[Saved entries]
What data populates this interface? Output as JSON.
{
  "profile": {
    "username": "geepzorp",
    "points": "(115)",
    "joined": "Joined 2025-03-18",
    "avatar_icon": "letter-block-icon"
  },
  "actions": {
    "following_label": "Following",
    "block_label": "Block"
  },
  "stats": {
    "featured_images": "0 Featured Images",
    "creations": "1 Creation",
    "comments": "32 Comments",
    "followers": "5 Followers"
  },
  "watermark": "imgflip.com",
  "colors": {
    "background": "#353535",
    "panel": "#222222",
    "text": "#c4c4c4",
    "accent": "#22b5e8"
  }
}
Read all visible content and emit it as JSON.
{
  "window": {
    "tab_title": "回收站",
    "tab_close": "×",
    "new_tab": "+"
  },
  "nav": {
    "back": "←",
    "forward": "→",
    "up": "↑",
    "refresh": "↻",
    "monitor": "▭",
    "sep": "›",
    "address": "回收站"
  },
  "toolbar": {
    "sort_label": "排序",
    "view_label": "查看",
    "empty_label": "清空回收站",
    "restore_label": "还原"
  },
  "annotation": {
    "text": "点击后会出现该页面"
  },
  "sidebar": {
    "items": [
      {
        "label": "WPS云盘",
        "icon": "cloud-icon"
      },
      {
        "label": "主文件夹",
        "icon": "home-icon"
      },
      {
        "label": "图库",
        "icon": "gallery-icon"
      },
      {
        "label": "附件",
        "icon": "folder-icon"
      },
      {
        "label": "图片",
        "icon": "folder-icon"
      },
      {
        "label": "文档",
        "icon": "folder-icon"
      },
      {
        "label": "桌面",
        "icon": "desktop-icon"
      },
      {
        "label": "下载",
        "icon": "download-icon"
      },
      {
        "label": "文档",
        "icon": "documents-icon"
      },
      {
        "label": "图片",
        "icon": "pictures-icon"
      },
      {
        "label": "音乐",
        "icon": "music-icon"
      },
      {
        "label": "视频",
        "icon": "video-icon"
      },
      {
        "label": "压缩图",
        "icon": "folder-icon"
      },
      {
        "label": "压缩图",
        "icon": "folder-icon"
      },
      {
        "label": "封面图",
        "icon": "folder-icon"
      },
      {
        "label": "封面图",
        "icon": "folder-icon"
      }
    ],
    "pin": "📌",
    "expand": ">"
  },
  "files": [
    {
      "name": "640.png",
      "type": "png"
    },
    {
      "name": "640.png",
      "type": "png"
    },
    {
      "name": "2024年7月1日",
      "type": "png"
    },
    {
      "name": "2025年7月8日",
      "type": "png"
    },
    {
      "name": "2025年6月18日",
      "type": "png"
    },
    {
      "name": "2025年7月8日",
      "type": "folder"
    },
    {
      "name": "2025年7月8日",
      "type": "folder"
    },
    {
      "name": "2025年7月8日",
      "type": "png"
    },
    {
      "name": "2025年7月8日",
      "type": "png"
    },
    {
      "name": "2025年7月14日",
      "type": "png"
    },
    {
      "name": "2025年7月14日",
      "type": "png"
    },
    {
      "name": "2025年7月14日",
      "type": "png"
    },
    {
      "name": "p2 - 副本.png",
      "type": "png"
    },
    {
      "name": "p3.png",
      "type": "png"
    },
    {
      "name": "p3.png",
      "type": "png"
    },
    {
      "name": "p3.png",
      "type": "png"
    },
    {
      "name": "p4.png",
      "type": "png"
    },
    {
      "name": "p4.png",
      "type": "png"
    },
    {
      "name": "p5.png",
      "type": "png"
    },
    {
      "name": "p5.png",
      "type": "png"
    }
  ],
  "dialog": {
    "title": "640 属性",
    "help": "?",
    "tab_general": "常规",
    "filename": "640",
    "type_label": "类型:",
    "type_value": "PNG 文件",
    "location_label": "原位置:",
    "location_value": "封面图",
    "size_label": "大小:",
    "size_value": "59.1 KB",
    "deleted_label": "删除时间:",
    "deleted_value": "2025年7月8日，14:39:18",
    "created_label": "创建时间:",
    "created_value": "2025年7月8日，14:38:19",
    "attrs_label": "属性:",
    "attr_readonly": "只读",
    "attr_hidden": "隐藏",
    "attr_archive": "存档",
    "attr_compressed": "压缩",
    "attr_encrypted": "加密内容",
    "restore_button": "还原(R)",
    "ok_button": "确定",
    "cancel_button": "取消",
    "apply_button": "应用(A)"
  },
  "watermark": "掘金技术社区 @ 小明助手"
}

• [SET EXERCISE]: Type out the full listing again, exactly as given.

• [SOLUTION]:
What data populates this interface? Output as JSON.
{
  "profile": {
    "username": "geepzorp",
    "points": "(115)",
    "joined": "Joined 2025-03-18",
    "avatar_icon": "letter-block-icon"
  },
  "actions": {
    "following_label": "Following",
    "block_label": "Block"
  },
  "stats": {
    "featured_images": "0 Featured Images",
    "creations": "1 Creation",
    "comments": "32 Comments",
    "followers": "5 Followers"
  },
  "watermark": "imgflip.com",
  "colors": {
    "background": "#353535",
    "panel": "#222222",
    "text": "#c4c4c4",
    "accent": "#22b5e8"
  }
}
Read all visible content and emit it as JSON.
{
  "window": {
    "tab_title": "回收站",
    "tab_close": "×",
    "new_tab": "+"
  },
  "nav": {
    "back": "←",
    "forward": "→",
    "up": "↑",
    "refresh": "↻",
    "monitor": "▭",
    "sep": "›",
    "address": "回收站"
  },
  "toolbar": {
    "sort_label": "排序",
    "view_label": "查看",
    "empty_label": "清空回收站",
    "restore_label": "还原"
  },
  "annotation": {
    "text": "点击后会出现该页面"
  },
  "sidebar": {
    "items": [
      {
        "label": "WPS云盘",
        "icon": "cloud-icon"
      },
      {
        "label": "主文件夹",
        "icon": "home-icon"
      },
      {
        "label": "图库",
        "icon": "gallery-icon"
      },
      {
        "label": "附件",
        "icon": "folder-icon"
      },
      {
        "label": "图片",
        "icon": "folder-icon"
      },
      {
        "label": "文档",
        "icon": "folder-icon"
      },
      {
        "label": "桌面",
        "icon": "desktop-icon"
      },
      {
        "label": "下载",
        "icon": "download-icon"
      },
      {
        "label": "文档",
        "icon": "documents-icon"
      },
      {
        "label": "图片",
        "icon": "pictures-icon"
      },
      {
        "label": "音乐",
        "icon": "music-icon"
      },
      {
        "label": "视频",
        "icon": "video-icon"
      },
      {
        "label": "压缩图",
        "icon": "folder-icon"
      },
      {
        "label": "压缩图",
        "icon": "folder-icon"
      },
      {
        "label": "封面图",
        "icon": "folder-icon"
      },
      {
        "label": "封面图",
        "icon": "folder-icon"
      }
    ],
    "pin": "📌",
    "expand": ">"
  },
  "files": [
    {
      "name": "640.png",
      "type": "png"
    },
    {
      "name": "640.png",
      "type": "png"
    },
    {
      "name": "2024年7月1日",
      "type": "png"
    },
    {
      "name": "2025年7月8日",
      "type": "png"
    },
    {
      "name": "2025年6月18日",
      "type": "png"
    },
    {
      "name": "2025年7月8日",
      "type": "folder"
    },
    {
      "name": "2025年7月8日",
      "type": "folder"
    },
    {
      "name": "2025年7月8日",
      "type": "png"
    },
    {
      "name": "2025年7月8日",
      "type": "png"
    },
    {
      "name": "2025年7月14日",
      "type": "png"
    },
    {
      "name": "2025年7月14日",
      "type": "png"
    },
    {
      "name": "2025年7月14日",
      "type": "png"
    },
    {
      "name": "p2 - 副本.png",
      "type": "png"
    },
    {
      "name": "p3.png",
      "type": "png"
    },
    {
      "name": "p3.png",
      "type": "png"
    },
    {
      "name": "p3.png",
      "type": "png"
    },
    {
      "name": "p4.png",
      "type": "png"
    },
    {
      "name": "p4.png",
      "type": "png"
    },
    {
      "name": "p5.png",
      "type": "png"
    },
    {
      "name": "p5.png",
      "type": "png"
    }
  ],
  "dialog": {
    "title": "640 属性",
    "help": "?",
    "tab_general": "常规",
    "filename": "640",
    "type_label": "类型:",
    "type_value": "PNG 文件",
    "location_label": "原位置:",
    "location_value": "封面图",
    "size_label": "大小:",
    "size_value": "59.1 KB",
    "deleted_label": "删除时间:",
    "deleted_value": "2025年7月8日，14:39:18",
    "created_label": "创建时间:",
    "created_value": "2025年7月8日，14:38:19",
    "attrs_label": "属性:",
    "attr_readonly": "只读",
    "attr_hidden": "隐藏",
    "attr_archive": "存档",
    "attr_compressed": "压缩",
    "attr_encrypted": "加密内容",
    "restore_button": "还原(R)",
    "ok_button": "确定",
    "cancel_button": "取消",
    "apply_button": "应用(A)"
  },
  "watermark": "掘金技术社区 @ 小明助手"
}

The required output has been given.